* GIVEN EXERCISE *
Make an exact copy of the records, with the pictures left out.
==== RECORDS SHOWN ====
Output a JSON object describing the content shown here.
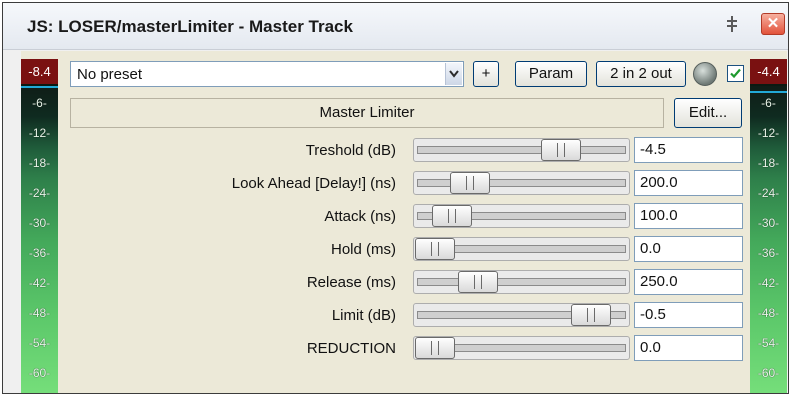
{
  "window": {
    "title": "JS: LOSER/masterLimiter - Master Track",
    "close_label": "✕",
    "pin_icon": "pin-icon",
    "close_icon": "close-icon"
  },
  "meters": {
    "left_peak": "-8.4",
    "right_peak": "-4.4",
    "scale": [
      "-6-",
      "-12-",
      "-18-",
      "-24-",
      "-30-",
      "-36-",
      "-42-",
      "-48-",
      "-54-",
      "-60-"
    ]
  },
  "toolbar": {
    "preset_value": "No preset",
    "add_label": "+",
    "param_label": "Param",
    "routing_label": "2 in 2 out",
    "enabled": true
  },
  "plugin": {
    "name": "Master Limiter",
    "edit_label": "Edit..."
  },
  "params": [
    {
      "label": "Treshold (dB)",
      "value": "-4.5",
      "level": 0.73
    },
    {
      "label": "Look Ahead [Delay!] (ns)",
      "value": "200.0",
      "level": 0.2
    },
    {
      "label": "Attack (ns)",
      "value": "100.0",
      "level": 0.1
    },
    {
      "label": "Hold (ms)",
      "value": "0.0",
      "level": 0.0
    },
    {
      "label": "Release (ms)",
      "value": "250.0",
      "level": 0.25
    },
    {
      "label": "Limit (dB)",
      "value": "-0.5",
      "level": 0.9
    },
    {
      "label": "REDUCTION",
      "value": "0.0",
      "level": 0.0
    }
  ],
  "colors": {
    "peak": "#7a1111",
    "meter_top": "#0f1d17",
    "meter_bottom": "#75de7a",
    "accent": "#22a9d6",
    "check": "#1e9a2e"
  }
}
====
* TASK RESULT *
Output a JSON object describing the content shown here.
{
  "window": {
    "title": "JS: LOSER/masterLimiter - Master Track",
    "close_label": "✕",
    "pin_icon": "pin-icon",
    "close_icon": "close-icon"
  },
  "meters": {
    "left_peak": "-8.4",
    "right_peak": "-4.4",
    "scale": [
      "-6-",
      "-12-",
      "-18-",
      "-24-",
      "-30-",
      "-36-",
      "-42-",
      "-48-",
      "-54-",
      "-60-"
    ]
  },
  "toolbar": {
    "preset_value": "No preset",
    "add_label": "+",
    "param_label": "Param",
    "routing_label": "2 in 2 out",
    "enabled": true
  },
  "plugin": {
    "name": "Master Limiter",
    "edit_label": "Edit..."
  },
  "params": [
    {
      "label": "Treshold (dB)",
      "value": "-4.5",
      "level": 0.73
    },
    {
      "label": "Look Ahead [Delay!] (ns)",
      "value": "200.0",
      "level": 0.2
    },
    {
      "label": "Attack (ns)",
      "value": "100.0",
      "level": 0.1
    },
    {
      "label": "Hold (ms)",
      "value": "0.0",
      "level": 0.0
    },
    {
      "label": "Release (ms)",
      "value": "250.0",
      "level": 0.25
    },
    {
      "label": "Limit (dB)",
      "value": "-0.5",
      "level": 0.9
    },
    {
      "label": "REDUCTION",
      "value": "0.0",
      "level": 0.0
    }
  ],
  "colors": {
    "peak": "#7a1111",
    "meter_top": "#0f1d17",
    "meter_bottom": "#75de7a",
    "accent": "#22a9d6",
    "check": "#1e9a2e"
  }
}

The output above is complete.